Required task: Write out exactly the lines running from the one that contains "OCR this image." through the end of the material.
********************
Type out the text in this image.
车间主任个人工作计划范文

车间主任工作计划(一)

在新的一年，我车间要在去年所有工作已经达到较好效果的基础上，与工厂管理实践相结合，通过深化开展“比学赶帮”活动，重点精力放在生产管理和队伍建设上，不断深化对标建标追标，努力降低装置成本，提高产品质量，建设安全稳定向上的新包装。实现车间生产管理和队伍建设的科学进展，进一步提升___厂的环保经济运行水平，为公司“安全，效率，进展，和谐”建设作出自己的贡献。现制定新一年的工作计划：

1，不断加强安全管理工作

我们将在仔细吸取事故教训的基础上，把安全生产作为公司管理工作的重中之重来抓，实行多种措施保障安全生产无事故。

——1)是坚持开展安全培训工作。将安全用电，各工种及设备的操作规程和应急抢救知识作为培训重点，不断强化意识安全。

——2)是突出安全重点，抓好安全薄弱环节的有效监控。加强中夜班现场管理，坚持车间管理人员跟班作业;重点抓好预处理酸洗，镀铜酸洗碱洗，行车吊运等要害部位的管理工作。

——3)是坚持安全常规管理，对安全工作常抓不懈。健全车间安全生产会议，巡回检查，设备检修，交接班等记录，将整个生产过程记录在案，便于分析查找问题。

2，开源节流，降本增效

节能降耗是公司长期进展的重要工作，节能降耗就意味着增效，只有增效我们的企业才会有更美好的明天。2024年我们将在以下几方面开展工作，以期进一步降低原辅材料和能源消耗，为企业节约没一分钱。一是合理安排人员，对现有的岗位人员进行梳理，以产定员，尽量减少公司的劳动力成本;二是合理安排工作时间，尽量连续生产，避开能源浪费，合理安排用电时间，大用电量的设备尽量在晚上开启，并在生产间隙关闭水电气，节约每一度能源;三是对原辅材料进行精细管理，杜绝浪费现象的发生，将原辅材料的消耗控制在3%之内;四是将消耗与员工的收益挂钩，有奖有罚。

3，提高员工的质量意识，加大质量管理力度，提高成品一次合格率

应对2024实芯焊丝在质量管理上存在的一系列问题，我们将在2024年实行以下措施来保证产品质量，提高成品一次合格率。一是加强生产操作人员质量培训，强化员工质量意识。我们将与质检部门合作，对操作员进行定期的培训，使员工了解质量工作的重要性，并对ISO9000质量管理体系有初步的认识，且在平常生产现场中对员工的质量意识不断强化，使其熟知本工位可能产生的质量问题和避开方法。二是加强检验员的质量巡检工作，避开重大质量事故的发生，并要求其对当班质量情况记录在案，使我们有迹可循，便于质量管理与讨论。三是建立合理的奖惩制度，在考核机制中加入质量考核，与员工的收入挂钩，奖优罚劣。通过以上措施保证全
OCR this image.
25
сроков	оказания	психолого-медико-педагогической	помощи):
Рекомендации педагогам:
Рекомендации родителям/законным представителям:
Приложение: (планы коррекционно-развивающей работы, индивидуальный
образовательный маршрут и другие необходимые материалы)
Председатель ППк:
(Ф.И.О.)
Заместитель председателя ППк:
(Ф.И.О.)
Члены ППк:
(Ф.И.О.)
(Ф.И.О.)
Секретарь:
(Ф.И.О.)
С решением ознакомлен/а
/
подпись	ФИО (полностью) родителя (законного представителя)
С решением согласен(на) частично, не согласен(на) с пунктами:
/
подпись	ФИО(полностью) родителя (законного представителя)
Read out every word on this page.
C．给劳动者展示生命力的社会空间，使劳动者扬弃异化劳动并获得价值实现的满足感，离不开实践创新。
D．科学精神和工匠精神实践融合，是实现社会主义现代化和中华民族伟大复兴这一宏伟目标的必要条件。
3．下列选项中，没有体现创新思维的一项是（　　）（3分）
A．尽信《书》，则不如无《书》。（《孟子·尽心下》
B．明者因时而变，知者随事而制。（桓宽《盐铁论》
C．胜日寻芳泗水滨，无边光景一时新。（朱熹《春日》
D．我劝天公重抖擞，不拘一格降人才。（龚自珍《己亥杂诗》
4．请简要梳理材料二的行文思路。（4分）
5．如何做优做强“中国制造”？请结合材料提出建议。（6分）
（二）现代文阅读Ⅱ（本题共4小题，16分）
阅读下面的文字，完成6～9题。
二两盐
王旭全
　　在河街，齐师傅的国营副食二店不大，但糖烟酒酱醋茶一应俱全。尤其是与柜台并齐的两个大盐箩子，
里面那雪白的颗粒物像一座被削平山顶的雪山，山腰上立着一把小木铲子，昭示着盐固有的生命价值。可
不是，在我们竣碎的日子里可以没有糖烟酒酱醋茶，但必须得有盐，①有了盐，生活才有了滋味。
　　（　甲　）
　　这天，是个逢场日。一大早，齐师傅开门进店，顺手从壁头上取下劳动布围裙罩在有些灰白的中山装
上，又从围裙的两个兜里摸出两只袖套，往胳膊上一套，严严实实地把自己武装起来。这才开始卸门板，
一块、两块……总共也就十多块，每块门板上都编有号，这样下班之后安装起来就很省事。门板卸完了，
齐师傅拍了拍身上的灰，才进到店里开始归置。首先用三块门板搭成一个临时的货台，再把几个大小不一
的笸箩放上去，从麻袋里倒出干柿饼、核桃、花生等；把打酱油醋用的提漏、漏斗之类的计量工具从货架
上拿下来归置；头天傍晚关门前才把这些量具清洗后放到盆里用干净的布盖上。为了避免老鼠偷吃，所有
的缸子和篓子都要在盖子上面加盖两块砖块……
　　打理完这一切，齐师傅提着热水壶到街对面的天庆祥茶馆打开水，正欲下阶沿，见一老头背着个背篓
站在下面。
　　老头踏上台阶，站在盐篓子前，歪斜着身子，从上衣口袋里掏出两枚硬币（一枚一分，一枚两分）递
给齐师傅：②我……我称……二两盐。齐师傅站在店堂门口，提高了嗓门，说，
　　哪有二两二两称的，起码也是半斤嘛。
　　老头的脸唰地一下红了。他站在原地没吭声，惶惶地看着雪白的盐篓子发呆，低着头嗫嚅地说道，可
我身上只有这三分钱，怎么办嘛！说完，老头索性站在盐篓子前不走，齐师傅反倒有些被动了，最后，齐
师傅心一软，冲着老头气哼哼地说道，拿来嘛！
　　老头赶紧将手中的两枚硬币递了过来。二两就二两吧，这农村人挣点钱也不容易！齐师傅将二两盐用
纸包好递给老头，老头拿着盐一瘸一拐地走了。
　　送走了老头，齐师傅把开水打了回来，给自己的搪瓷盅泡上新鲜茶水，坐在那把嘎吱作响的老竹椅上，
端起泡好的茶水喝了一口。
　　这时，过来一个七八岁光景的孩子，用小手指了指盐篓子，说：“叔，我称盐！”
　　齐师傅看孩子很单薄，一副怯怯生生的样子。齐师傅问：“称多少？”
********************
Solution to this exercise:
OCR this image.
25
сроков	оказания	психолого-медико-педагогической	помощи):
Рекомендации педагогам:
Рекомендации родителям/законным представителям:
Приложение: (планы коррекционно-развивающей работы, индивидуальный
образовательный маршрут и другие необходимые материалы)
Председатель ППк:
(Ф.И.О.)
Заместитель председателя ППк:
(Ф.И.О.)
Члены ППк:
(Ф.И.О.)
(Ф.И.О.)
Секретарь:
(Ф.И.О.)
С решением ознакомлен/а
/
подпись	ФИО (полностью) родителя (законного представителя)
С решением согласен(на) частично, не согласен(на) с пунктами:
/
подпись	ФИО(полностью) родителя (законного представителя)
Read out every word on this page.
C．给劳动者展示生命力的社会空间，使劳动者扬弃异化劳动并获得价值实现的满足感，离不开实践创新。
D．科学精神和工匠精神实践融合，是实现社会主义现代化和中华民族伟大复兴这一宏伟目标的必要条件。
3．下列选项中，没有体现创新思维的一项是（　　）（3分）
A．尽信《书》，则不如无《书》。（《孟子·尽心下》
B．明者因时而变，知者随事而制。（桓宽《盐铁论》
C．胜日寻芳泗水滨，无边光景一时新。（朱熹《春日》
D．我劝天公重抖擞，不拘一格降人才。（龚自珍《己亥杂诗》
4．请简要梳理材料二的行文思路。（4分）
5．如何做优做强“中国制造”？请结合材料提出建议。（6分）
（二）现代文阅读Ⅱ（本题共4小题，16分）
阅读下面的文字，完成6～9题。
二两盐
王旭全
　　在河街，齐师傅的国营副食二店不大，但糖烟酒酱醋茶一应俱全。尤其是与柜台并齐的两个大盐箩子，
里面那雪白的颗粒物像一座被削平山顶的雪山，山腰上立着一把小木铲子，昭示着盐固有的生命价值。可
不是，在我们竣碎的日子里可以没有糖烟酒酱醋茶，但必须得有盐，①有了盐，生活才有了滋味。
　　（　甲　）
　　这天，是个逢场日。一大早，齐师傅开门进店，顺手从壁头上取下劳动布围裙罩在有些灰白的中山装
上，又从围裙的两个兜里摸出两只袖套，往胳膊上一套，严严实实地把自己武装起来。这才开始卸门板，
一块、两块……总共也就十多块，每块门板上都编有号，这样下班之后安装起来就很省事。门板卸完了，
齐师傅拍了拍身上的灰，才进到店里开始归置。首先用三块门板搭成一个临时的货台，再把几个大小不一
的笸箩放上去，从麻袋里倒出干柿饼、核桃、花生等；把打酱油醋用的提漏、漏斗之类的计量工具从货架
上拿下来归置；头天傍晚关门前才把这些量具清洗后放到盆里用干净的布盖上。为了避免老鼠偷吃，所有
的缸子和篓子都要在盖子上面加盖两块砖块……
　　打理完这一切，齐师傅提着热水壶到街对面的天庆祥茶馆打开水，正欲下阶沿，见一老头背着个背篓
站在下面。
　　老头踏上台阶，站在盐篓子前，歪斜着身子，从上衣口袋里掏出两枚硬币（一枚一分，一枚两分）递
给齐师傅：②我……我称……二两盐。齐师傅站在店堂门口，提高了嗓门，说，
　　哪有二两二两称的，起码也是半斤嘛。
　　老头的脸唰地一下红了。他站在原地没吭声，惶惶地看着雪白的盐篓子发呆，低着头嗫嚅地说道，可
我身上只有这三分钱，怎么办嘛！说完，老头索性站在盐篓子前不走，齐师傅反倒有些被动了，最后，齐
师傅心一软，冲着老头气哼哼地说道，拿来嘛！
　　老头赶紧将手中的两枚硬币递了过来。二两就二两吧，这农村人挣点钱也不容易！齐师傅将二两盐用
纸包好递给老头，老头拿着盐一瘸一拐地走了。
　　送走了老头，齐师傅把开水打了回来，给自己的搪瓷盅泡上新鲜茶水，坐在那把嘎吱作响的老竹椅上，
端起泡好的茶水喝了一口。
　　这时，过来一个七八岁光景的孩子，用小手指了指盐篓子，说：“叔，我称盐！”
　　齐师傅看孩子很单薄，一副怯怯生生的样子。齐师傅问：“称多少？”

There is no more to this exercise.